• [WRITTEN PROBLEM] Each entry here needs to be set down again exactly, please; pictures are left out.

--- LISTED RECORDS ---

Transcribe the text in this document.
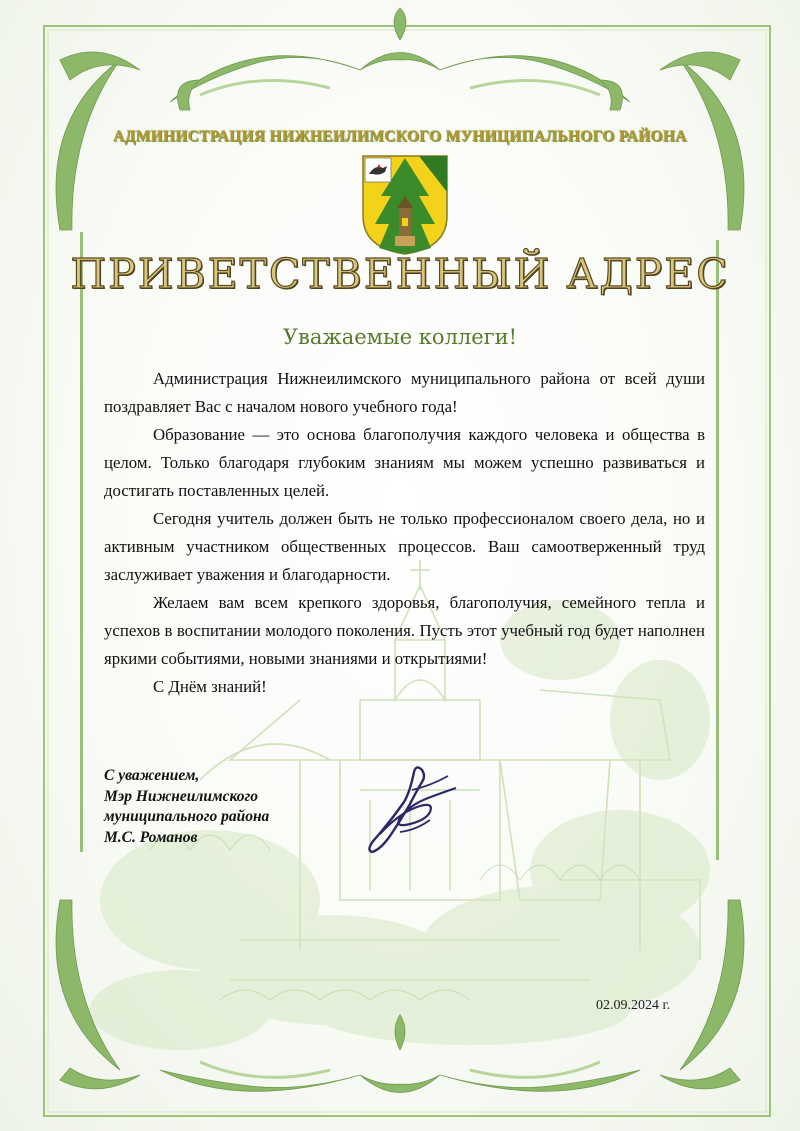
АДМИНИСТРАЦИЯ НИЖНЕИЛИМСКОГО МУНИЦИПАЛЬНОГО РАЙОНА
ПРИВЕТСТВЕННЫЙ АДРЕС
Уважаемые коллеги!

Администрация Нижнеилимского муниципального района от всей души поздравляет Вас с началом нового учебного года!

Образование — это основа благополучия каждого человека и общества в целом. Только благодаря глубоким знаниям мы можем успешно развиваться и достигать поставленных целей.

Сегодня учитель должен быть не только профессионалом своего дела, но и активным участником общественных процессов. Ваш самоотверженный труд заслуживает уважения и благодарности.

Желаем вам всем крепкого здоровья, благополучия, семейного тепла и успехов в воспитании молодого поколения. Пусть этот учебный год будет наполнен яркими событиями, новыми знаниями и открытиями!

С Днём знаний!

С уважением,
Мэр Нижнеилимского
муниципального района
М.С. Романов
02.09.2024 г.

---

• [WRITTEN REPLY]
Transcribe the text in this document.
АДМИНИСТРАЦИЯ НИЖНЕИЛИМСКОГО МУНИЦИПАЛЬНОГО РАЙОНА
ПРИВЕТСТВЕННЫЙ АДРЕС
Уважаемые коллеги!

Администрация Нижнеилимского муниципального района от всей души поздравляет Вас с началом нового учебного года!

Образование — это основа благополучия каждого человека и общества в целом. Только благодаря глубоким знаниям мы можем успешно развиваться и достигать поставленных целей.

Сегодня учитель должен быть не только профессионалом своего дела, но и активным участником общественных процессов. Ваш самоотверженный труд заслуживает уважения и благодарности.

Желаем вам всем крепкого здоровья, благополучия, семейного тепла и успехов в воспитании молодого поколения. Пусть этот учебный год будет наполнен яркими событиями, новыми знаниями и открытиями!

С Днём знаний!

С уважением,
Мэр Нижнеилимского
муниципального района
М.С. Романов
02.09.2024 г.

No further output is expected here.